* **WHAT THE TASK REQUIRES**
From the listing that follows, output everything exactly except the pictures.

Data extracted from a collection
**********

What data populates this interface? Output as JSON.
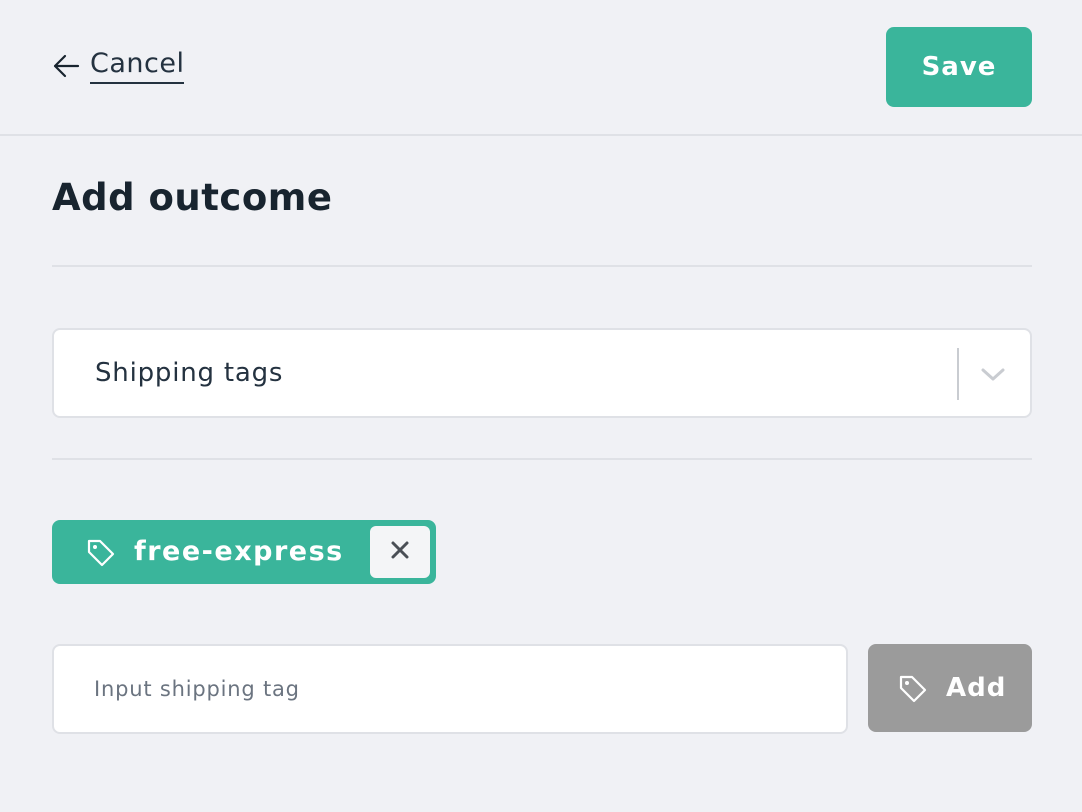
{
  "header": {
    "cancel_label": "Cancel",
    "save_label": "Save"
  },
  "page": {
    "title": "Add outcome"
  },
  "outcome_select": {
    "selected": "Shipping tags"
  },
  "tags": [
    {
      "label": "free-express"
    }
  ],
  "tag_input": {
    "value": "",
    "placeholder": "Input shipping tag"
  },
  "add_button": {
    "label": "Add"
  },
  "icons": {
    "back": "arrow-left-icon",
    "chevron": "chevron-down-icon",
    "tag": "tag-icon",
    "remove": "close-icon"
  },
  "colors": {
    "accent": "#3ab59b",
    "background": "#f0f1f5",
    "disabled_button": "#9b9b9b",
    "text": "#18242f"
  }
}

**********

* **EXERCISE RESULT**
What data populates this interface? Output as JSON.
{
  "header": {
    "cancel_label": "Cancel",
    "save_label": "Save"
  },
  "page": {
    "title": "Add outcome"
  },
  "outcome_select": {
    "selected": "Shipping tags"
  },
  "tags": [
    {
      "label": "free-express"
    }
  ],
  "tag_input": {
    "value": "",
    "placeholder": "Input shipping tag"
  },
  "add_button": {
    "label": "Add"
  },
  "icons": {
    "back": "arrow-left-icon",
    "chevron": "chevron-down-icon",
    "tag": "tag-icon",
    "remove": "close-icon"
  },
  "colors": {
    "accent": "#3ab59b",
    "background": "#f0f1f5",
    "disabled_button": "#9b9b9b",
    "text": "#18242f"
  }
}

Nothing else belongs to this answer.